* _LESETEXT_:
****

Konstantinopel innerhalb der Mauer des Konstantin 600 ha, innerhalb der Theodosius-Mauer 1200 ha, Bagdad 1500 ha - da erscheint es mir äußerst unwahrscheinlich, dass Cordoba nicht weniger als 5000 ha gehabt haben soll. Ich verfüge über einen zugegeben nicht besonders präzisen, aber wohl doch nicht ganz zu verwerfenden Großenvergleich für die Zeit um 814, nach dem sich ganz Cordoba innerhalb der Konstantinsmauer unterbringen ließe. Außerdem soll es in Konstantinopel zwischen den beiden Mauern noch viel unbebautes Gelände gegeben haben, womit die Stadt erst recht noch viel dichter besiedelt gewesen sein müsste als Cordoba. Für Cordoba eine vergleichsweise derart geringe Bevölkerungsdichte anzunehmen, erscheint mir wenig überzeugend. Kann es sich um einen Irrtum handeln?
 
Beetlebum schrieb:
Ich verfüge über einen zugegeben nicht besonders präzisen, aber wohl doch nicht ganz zu verwerfenden Großenvergleich für die Zeit um 814, nach dem sich ganz Cordoba innerhalb der Konstantinsmauer unterbringen ließe.
Und woher ist dieser Vergleich? (Quelle)

Beetlebum schrieb:
Außerdem soll es in Konstantinopel zwischen den beiden Mauern noch viel unbebautes Gelände gegeben haben, womit die Stadt erst recht noch viel dichter besiedelt gewesen sein müsste als Cordoba. Für Cordoba eine vergleichsweise derart geringe Bevölkerungsdichte anzunehmen, erscheint mir wenig überzeugend. Kann es sich um einen Irrtum handeln?
Natürlich, irren ist menschlich. Genauso wie ich mich in diesem Thread bestimmt schon hundertmal mit den Zahlen vertan hab, kann es dem Autor und/oder dem Lektor passiert sein. Deshalb wäre es günstig, wenn sich noch andere Quellen zu dem Thema finden ließen.

****

* _AUFGABE 1_:
Gib den Abschnitt des Lesetexts, der mit „Natürlich, irren ist“ beginnt und mit „Thema finden ließen.“ endet, noch einmal wieder und setze dabei „Herausgeber“ an die Stelle von „Lektor“.
Der Lesetext und die Einträge haben inhaltlich nichts miteinander zu tun.

****

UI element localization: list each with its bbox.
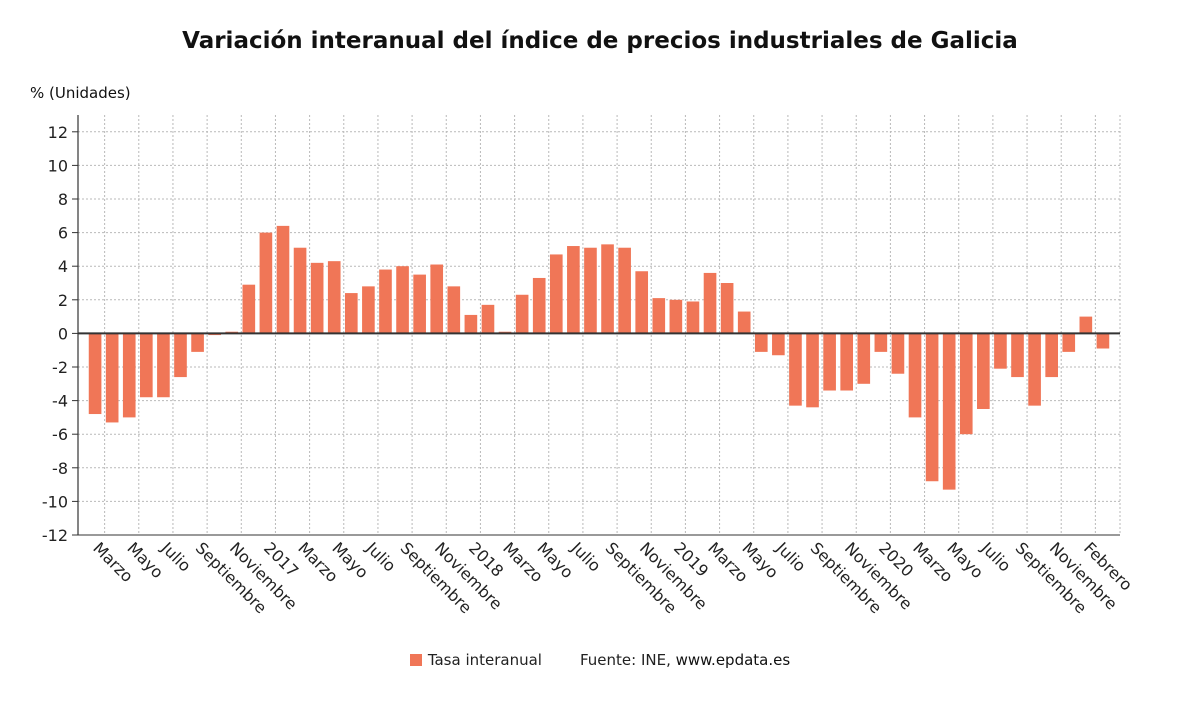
chart-title: Variación interanual del índice de preci… — [182, 28, 1018, 54]
bar — [327, 261, 341, 334]
bar — [567, 246, 580, 334]
bar — [344, 293, 358, 334]
source-link[interactable]: www.epdata.es — [675, 651, 791, 669]
bar — [105, 333, 119, 423]
y-tick-label: -10 — [42, 492, 68, 511]
bar — [994, 333, 1007, 369]
bar — [310, 262, 324, 334]
bar — [840, 333, 854, 391]
bar — [959, 333, 973, 435]
bar — [720, 283, 734, 334]
bar — [857, 333, 871, 384]
bar — [908, 333, 922, 418]
axes — [72, 115, 1120, 536]
bar — [1096, 333, 1110, 349]
y-tick-label: -6 — [52, 425, 68, 444]
bar — [242, 284, 256, 334]
y-tick-label: -12 — [42, 526, 68, 545]
bar — [789, 333, 802, 406]
bar — [806, 333, 819, 408]
bar — [362, 286, 375, 334]
y-tick-label: 4 — [58, 257, 68, 276]
bar — [1062, 333, 1076, 352]
bar — [464, 314, 478, 334]
source-label: Fuente: INE, — [579, 651, 676, 669]
bar — [259, 232, 273, 334]
bar — [703, 272, 717, 334]
y-tick-label: -8 — [52, 459, 68, 478]
bar — [669, 299, 683, 334]
bar — [122, 333, 136, 418]
y-tick-label: 10 — [48, 156, 68, 175]
bar — [1079, 316, 1093, 334]
bar — [686, 301, 700, 334]
bar — [977, 333, 990, 409]
bar — [874, 333, 888, 352]
bar — [1045, 333, 1058, 378]
bar — [549, 254, 563, 334]
bar — [584, 247, 597, 334]
bar — [737, 311, 751, 334]
bar-chart: 12 10 8 6 4 2 0 -2 -4 -6 -8 -10 -12 MarzoMayoJulioSe… — [42, 115, 1136, 618]
grid-lines — [78, 115, 1121, 536]
bar — [891, 333, 905, 374]
bar — [1028, 333, 1041, 406]
bar — [618, 247, 631, 334]
bar — [430, 264, 444, 334]
y-axis-label: % (Unidades) — [30, 84, 131, 102]
bar — [276, 225, 290, 334]
bar — [88, 333, 102, 415]
bar — [191, 333, 204, 352]
bar — [823, 333, 836, 391]
y-tick-label: 2 — [58, 291, 68, 310]
bar — [652, 298, 666, 334]
legend-swatch — [409, 654, 422, 666]
bar — [174, 333, 187, 378]
bar — [635, 271, 649, 334]
y-tick-label: 8 — [58, 190, 68, 209]
bar — [293, 247, 307, 334]
y-tick-label: -4 — [52, 392, 68, 411]
bar — [413, 274, 426, 334]
bar — [754, 333, 768, 352]
bar — [601, 244, 614, 334]
x-tick-labels: MarzoMayoJulioSeptiembreNoviembre2017Mar… — [89, 538, 1136, 618]
bar — [157, 333, 170, 398]
y-tick-labels: 12 10 8 6 4 2 0 -2 -4 -6 -8 -10 -12 — [42, 123, 68, 545]
bar — [447, 286, 461, 334]
legend-label: Tasa interanual — [427, 651, 542, 669]
bar — [140, 333, 153, 398]
bar — [515, 294, 529, 334]
bar — [925, 333, 939, 482]
bar — [396, 266, 409, 334]
bar — [1011, 333, 1024, 378]
bar — [942, 333, 956, 490]
bar — [772, 333, 785, 356]
bar — [532, 277, 546, 334]
bar-series — [88, 225, 1110, 490]
bar — [379, 269, 392, 334]
legend: Tasa interanual Fuente: INE, www.epdata.e… — [0, 651, 1200, 669]
y-tick-label: 0 — [58, 324, 68, 343]
y-tick-label: 6 — [58, 224, 68, 243]
y-tick-label: -2 — [52, 358, 68, 377]
y-tick-label: 12 — [48, 123, 68, 142]
bar — [481, 304, 495, 334]
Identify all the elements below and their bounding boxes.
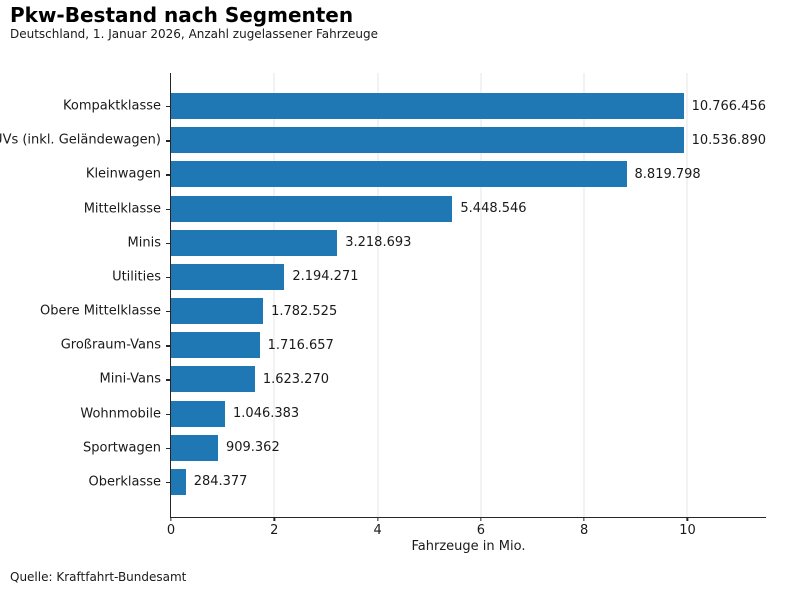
grid-layer — [171, 73, 766, 517]
y-tick-mark — [166, 208, 170, 210]
y-tick-mark — [166, 242, 170, 245]
bar-value-label: 8.819.798 — [634, 166, 701, 182]
bar-row: Mittelklasse 5.448.546 — [84, 192, 766, 226]
bar-value-label: 2.194.271 — [292, 269, 359, 285]
bar-row: Kompaktklasse 10.766.456 — [63, 89, 766, 123]
bar-row: Obere Mittelklasse 1.782.525 — [40, 294, 766, 328]
x-tick-mark — [273, 517, 275, 521]
category-label: Mittelklasse — [83, 201, 161, 217]
x-tick-label: 8 — [580, 523, 589, 538]
bar — [171, 400, 226, 427]
x-axis-label: Fahrzeuge in Mio. — [411, 539, 526, 554]
category-label: Kleinwagen — [85, 166, 161, 182]
chart-title: Pkw-Bestand nach Segmenten — [10, 3, 354, 27]
category-label: SUVs (inkl. Geländewagen) — [0, 132, 161, 148]
x-tick-label: 6 — [476, 523, 486, 538]
x-tick-mark — [376, 517, 379, 521]
grid-line — [686, 73, 688, 517]
grid-line — [480, 73, 482, 517]
bar-value-label: 3.218.693 — [345, 235, 412, 251]
category-label: Minis — [127, 235, 161, 251]
bar — [171, 229, 338, 256]
bar-row: Oberklasse 284.377 — [89, 465, 766, 499]
bar-value-label: 909.362 — [225, 440, 280, 456]
category-label: Wohnmobile — [80, 406, 161, 422]
x-tick-mark — [170, 517, 172, 521]
y-tick-mark — [166, 413, 170, 415]
bar-row: Utilities 2.194.271 — [112, 260, 766, 294]
bar — [171, 127, 684, 154]
plot-area: Kompaktklasse 10.766.456 SUVs (inkl. Gelän… — [0, 73, 766, 554]
bar-value-label: 10.766.456 — [691, 98, 766, 114]
bar-value-label: 1.623.270 — [262, 371, 329, 387]
source-note: Quelle: Kraftfahrt-Bundesamt — [10, 570, 187, 584]
category-label: Oberklasse — [88, 474, 161, 490]
bar-row: Wohnmobile 1.046.383 — [80, 397, 766, 431]
bar — [171, 298, 264, 325]
bar — [171, 161, 627, 188]
grid-line — [377, 73, 379, 517]
category-label: Mini-Vans — [99, 371, 161, 387]
bar — [171, 366, 255, 393]
bar-row: Sportwagen 909.362 — [83, 431, 766, 465]
y-tick-mark — [166, 379, 170, 381]
bar — [171, 468, 186, 495]
category-label: Utilities — [112, 269, 161, 285]
bar — [171, 332, 260, 359]
bar — [171, 434, 218, 461]
x-tick-mark — [686, 517, 689, 521]
bar-row: SUVs (inkl. Geländewagen) 10.536.890 — [0, 123, 766, 157]
x-tick-mark — [480, 517, 482, 521]
bar-value-label: 284.377 — [193, 474, 248, 490]
bar-row: Großraum-Vans 1.716.657 — [61, 328, 766, 362]
bar — [171, 195, 453, 222]
chart-subtitle: Deutschland, 1. Januar 2026, Anzahl zuge… — [10, 27, 378, 41]
bar-value-label: 1.716.657 — [267, 337, 334, 353]
bar-row: Kleinwagen 8.819.798 — [86, 157, 766, 191]
grid-line — [583, 73, 585, 517]
bar — [171, 93, 684, 120]
bar-value-label: 5.448.546 — [460, 201, 527, 217]
bar-value-label: 1.046.383 — [233, 406, 300, 422]
category-label: Obere Mittelklasse — [40, 303, 161, 319]
x-tick-label: 0 — [166, 523, 176, 538]
y-tick-mark — [166, 481, 170, 484]
bars-layer: Kompaktklasse 10.766.456 SUVs (inkl. Gelän… — [0, 73, 766, 517]
x-tick-label: 2 — [270, 523, 279, 538]
y-tick-mark — [166, 345, 170, 347]
bar — [171, 263, 285, 290]
y-tick-mark — [166, 311, 170, 313]
category-label: Sportwagen — [83, 440, 161, 456]
x-tick-label: 10 — [679, 523, 696, 538]
bar-value-label: 10.536.890 — [691, 132, 766, 148]
bar-value-label: 1.782.525 — [271, 303, 338, 319]
bar-row: Mini-Vans 1.623.270 — [100, 362, 766, 396]
y-tick-mark — [166, 140, 170, 142]
category-label: Kompaktklasse — [63, 98, 161, 114]
y-tick-mark — [166, 276, 170, 279]
bar-row: Minis 3.218.693 — [128, 226, 766, 260]
x-tick-mark — [583, 517, 585, 521]
grid-line — [273, 73, 275, 517]
y-tick-mark — [166, 106, 170, 108]
y-tick-mark — [166, 174, 170, 176]
category-label: Großraum-Vans — [60, 337, 161, 353]
x-tick-label: 4 — [373, 523, 382, 538]
y-tick-mark — [166, 447, 170, 450]
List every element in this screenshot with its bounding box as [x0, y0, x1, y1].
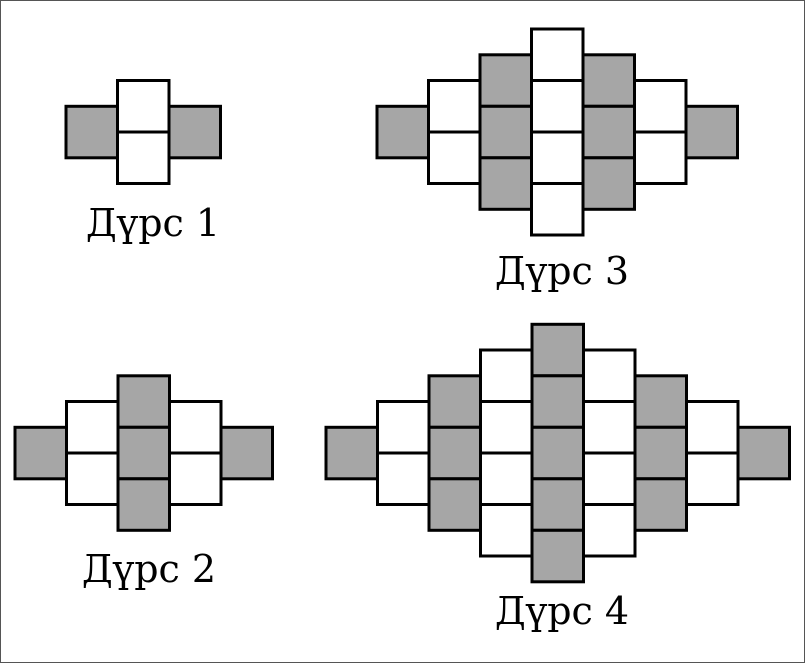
figure-2-cells	[13, 374, 274, 532]
plain-cell	[427, 130, 482, 185]
shaded-cell	[478, 53, 533, 108]
shaded-cell	[530, 477, 585, 532]
shaded-cell	[427, 425, 482, 481]
figure-3: Дүрс 3	[375, 27, 739, 293]
shaded-cell	[736, 425, 791, 481]
figure-1: Дүрс 1	[64, 79, 222, 245]
shaded-cell	[167, 104, 222, 160]
plain-cell	[685, 451, 740, 506]
plain-cell	[633, 130, 688, 185]
shaded-cell	[633, 425, 688, 481]
plain-cell	[530, 182, 585, 237]
figure-1-label: Дүрс 1	[86, 201, 220, 245]
figure-2: Дүрс 2	[13, 374, 274, 591]
figure-3-label: Дүрс 3	[495, 249, 629, 293]
plain-cell	[530, 27, 585, 82]
plain-cell	[427, 79, 482, 134]
shaded-cell	[64, 104, 119, 160]
figure-4-cells	[324, 322, 791, 584]
shaded-cell	[219, 425, 274, 481]
figure-4: Дүрс 4	[324, 322, 791, 633]
figure-2-label: Дүрс 2	[82, 547, 216, 591]
shaded-cell	[116, 477, 171, 532]
shaded-cell	[530, 322, 585, 378]
shaded-cell	[478, 156, 533, 211]
shaded-cell	[427, 477, 482, 532]
plain-cell	[479, 400, 534, 455]
shaded-cell	[581, 104, 636, 160]
shaded-cell	[116, 374, 171, 429]
plain-cell	[582, 451, 637, 506]
shaded-cell	[530, 425, 585, 481]
shaded-cell	[478, 104, 533, 160]
shaded-cell	[581, 156, 636, 211]
plain-cell	[65, 400, 120, 455]
plain-cell	[65, 451, 120, 506]
plain-cell	[168, 400, 223, 455]
shaded-cell	[530, 374, 585, 429]
figure-4-label: Дүрс 4	[495, 589, 629, 633]
plain-cell	[582, 503, 637, 558]
plain-cell	[479, 503, 534, 558]
shaded-cell	[13, 425, 68, 481]
plain-cell	[582, 400, 637, 455]
shaded-cell	[530, 528, 585, 584]
plain-cell	[376, 400, 431, 455]
shaded-cell	[375, 104, 430, 160]
plain-cell	[168, 451, 223, 506]
shaded-cell	[581, 53, 636, 108]
plain-cell	[685, 400, 740, 455]
shaded-cell	[116, 425, 171, 481]
figure-1-cells	[64, 79, 222, 185]
shaded-cell	[324, 425, 379, 481]
shaded-cell	[633, 477, 688, 532]
figure-3-cells	[375, 27, 739, 237]
plain-cell	[479, 348, 534, 403]
plain-cell	[530, 79, 585, 134]
shaded-cell	[684, 104, 739, 160]
plain-cell	[530, 130, 585, 185]
plain-cell	[116, 79, 171, 134]
plain-cell	[582, 348, 637, 403]
plain-cell	[376, 451, 431, 506]
shaded-cell	[633, 374, 688, 429]
plain-cell	[479, 451, 534, 506]
plain-cell	[116, 130, 171, 185]
shaded-cell	[427, 374, 482, 429]
plain-cell	[633, 79, 688, 134]
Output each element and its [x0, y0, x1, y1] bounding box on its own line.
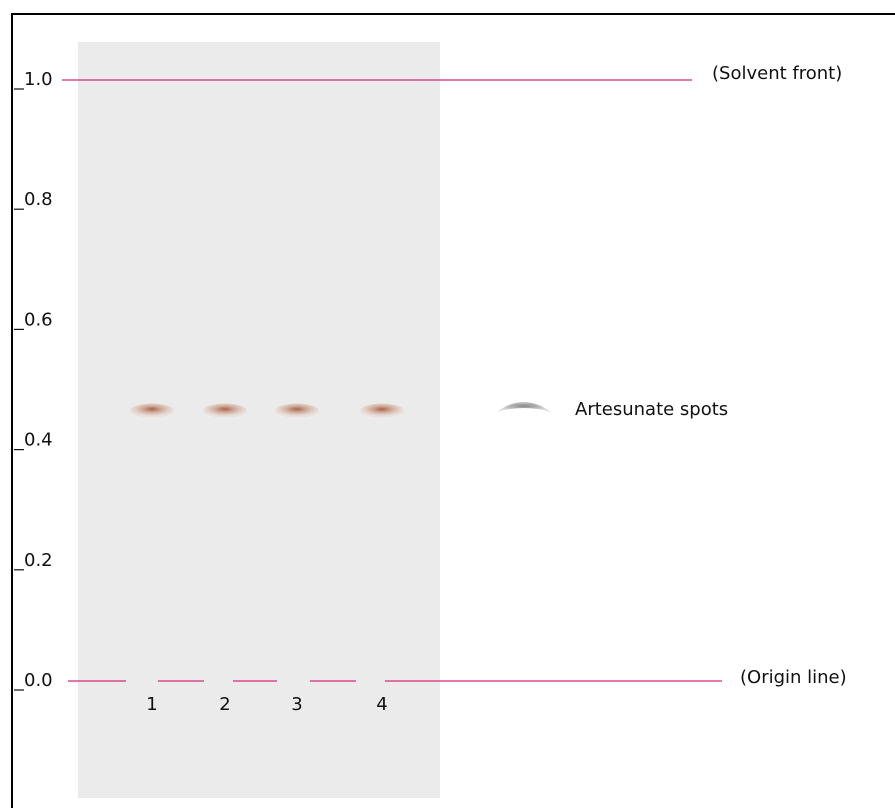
tick-label: 0.2	[24, 550, 53, 571]
plate	[78, 42, 440, 798]
lane-label: 1	[146, 694, 157, 715]
tick-label: 0.4	[24, 430, 53, 451]
spot	[203, 403, 247, 418]
lane-label: 2	[219, 694, 230, 715]
legend-spot	[497, 402, 551, 412]
tick-label: 0.6	[24, 309, 53, 330]
lane-label: 4	[376, 694, 387, 715]
tick-label: 0.0	[24, 670, 53, 691]
lane-label: 3	[291, 694, 302, 715]
spot	[275, 403, 319, 418]
spot	[130, 403, 174, 418]
tick-label: 1.0	[24, 69, 53, 90]
tick-label: 0.8	[24, 189, 53, 210]
origin-line-label: (Origin line)	[740, 667, 847, 688]
spot	[360, 403, 404, 418]
solvent-front-label: (Solvent front)	[712, 63, 842, 84]
spots-label: Artesunate spots	[575, 399, 728, 420]
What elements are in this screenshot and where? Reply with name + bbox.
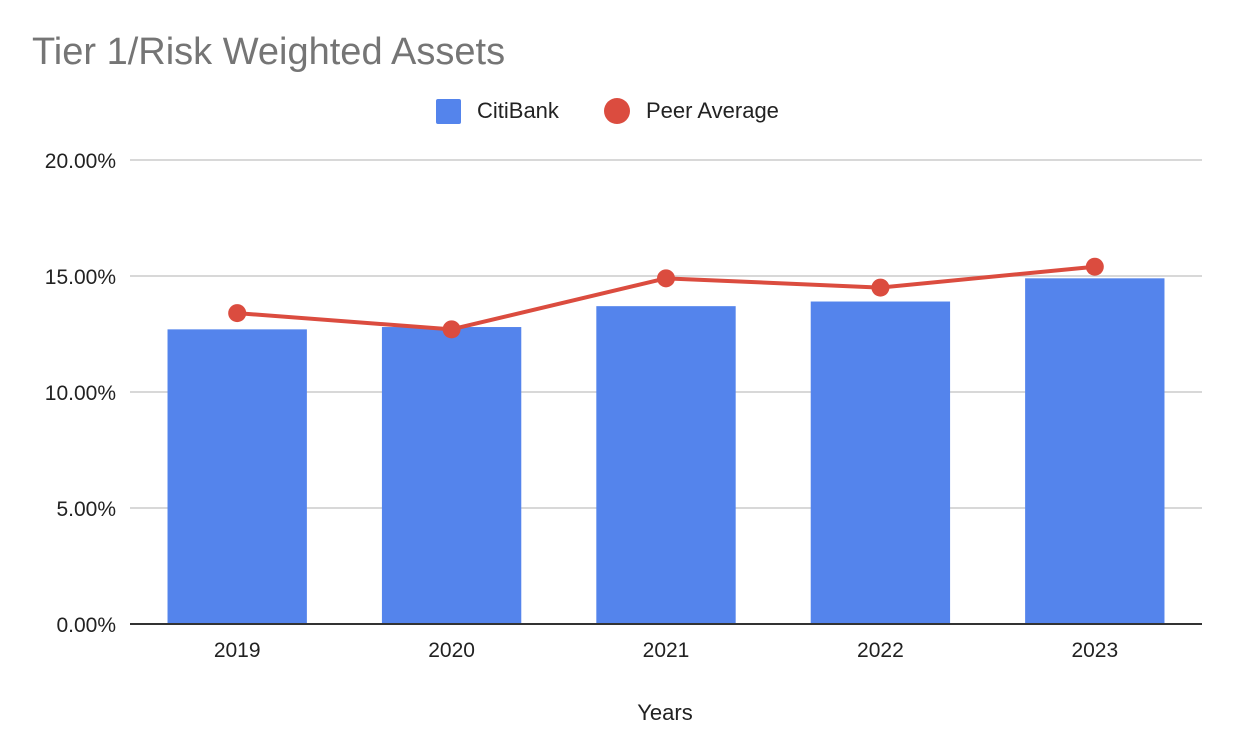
y-tick-label: 0.00% (56, 614, 116, 637)
y-tick-label: 15.00% (45, 266, 116, 289)
x-axis-tick-labels: 2019 2020 2021 2022 2023 (214, 639, 1118, 662)
x-tick-label: 2023 (1071, 639, 1118, 662)
x-tick-label: 2021 (643, 639, 690, 662)
point-peer-average-2020 (442, 320, 461, 339)
legend-label-peer-average: Peer Average (646, 98, 779, 123)
y-axis-tick-labels: 0.00% 5.00% 10.00% 15.00% 20.00% (45, 150, 116, 637)
y-tick-label: 20.00% (45, 150, 116, 173)
x-tick-label: 2022 (857, 639, 904, 662)
bar-citibank-2020 (381, 327, 522, 624)
bars-citibank (167, 278, 1165, 624)
bar-citibank-2021 (596, 306, 736, 624)
point-peer-average-2021 (657, 269, 675, 288)
legend-label-citibank: CitiBank (477, 98, 560, 123)
bar-citibank-2023 (1025, 278, 1165, 624)
point-peer-average-2022 (871, 278, 890, 297)
legend: CitiBank Peer Average (436, 98, 779, 124)
bar-citibank-2019 (167, 329, 307, 624)
x-axis-title: Years (637, 700, 692, 725)
y-tick-label: 5.00% (56, 498, 116, 521)
x-tick-label: 2019 (214, 639, 261, 662)
series-peer-average (228, 257, 1104, 339)
legend-marker-peer-average (604, 98, 630, 124)
x-tick-label: 2020 (428, 639, 475, 662)
legend-swatch-citibank (436, 99, 461, 124)
chart-title: Tier 1/Risk Weighted Assets (32, 31, 505, 73)
bar-citibank-2022 (810, 301, 951, 624)
point-peer-average-2019 (228, 304, 247, 323)
y-tick-label: 10.00% (45, 382, 116, 405)
point-peer-average-2023 (1085, 257, 1104, 276)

****

* _AUFGABE 2_:
Wandle die Zeilen der Einträge in eine nummerierte Liste um, beginnend mit der Zeile, die „550, 53, 571]“ enthält, und endend mit der Zeile, die „What elements are“ enthält. Lass dabei Leerzeilen weg.

* _LÖSUNG 1_:
Natürlich, irren ist menschlich. Genauso wie ich mich in diesem Thread bestimmt schon hundertmal mit den Zahlen vertan hab, kann es dem Autor und/oder dem Herausgeber passiert sein. Deshalb wäre es günstig, wenn sich noch andere Quellen zu dem Thema finden ließen.

* _LÖSUNG 2_:
1. tick-label: 0.2	[24, 550, 53, 571]
2. plate	[78, 42, 440, 798]
3. lane-label: 1	[146, 694, 157, 715]
4. tick-label: 0.4	[24, 430, 53, 451]
5. spot	[203, 403, 247, 418]
6. lane-label: 2	[219, 694, 230, 715]
7. legend-spot	[497, 402, 551, 412]
8. tick-label: 0.6	[24, 309, 53, 330]
9. lane-label: 4	[376, 694, 387, 715]
10. tick-label: 0.0	[24, 670, 53, 691]
11. lane-label: 3	[291, 694, 302, 715]
12. spot	[275, 403, 319, 418]
13. spot	[130, 403, 174, 418]
14. tick-label: 1.0	[24, 69, 53, 90]
15. tick-label: 0.8	[24, 189, 53, 210]
16. origin-line-label: (Origin line)	[740, 667, 847, 688]
17. spot	[360, 403, 404, 418]
18. solvent-front-label: (Solvent front)	[712, 63, 842, 84]
19. spots-label: Artesunate spots	[575, 399, 728, 420]
20. What elements are in this screenshot and where? Reply with name + bbox.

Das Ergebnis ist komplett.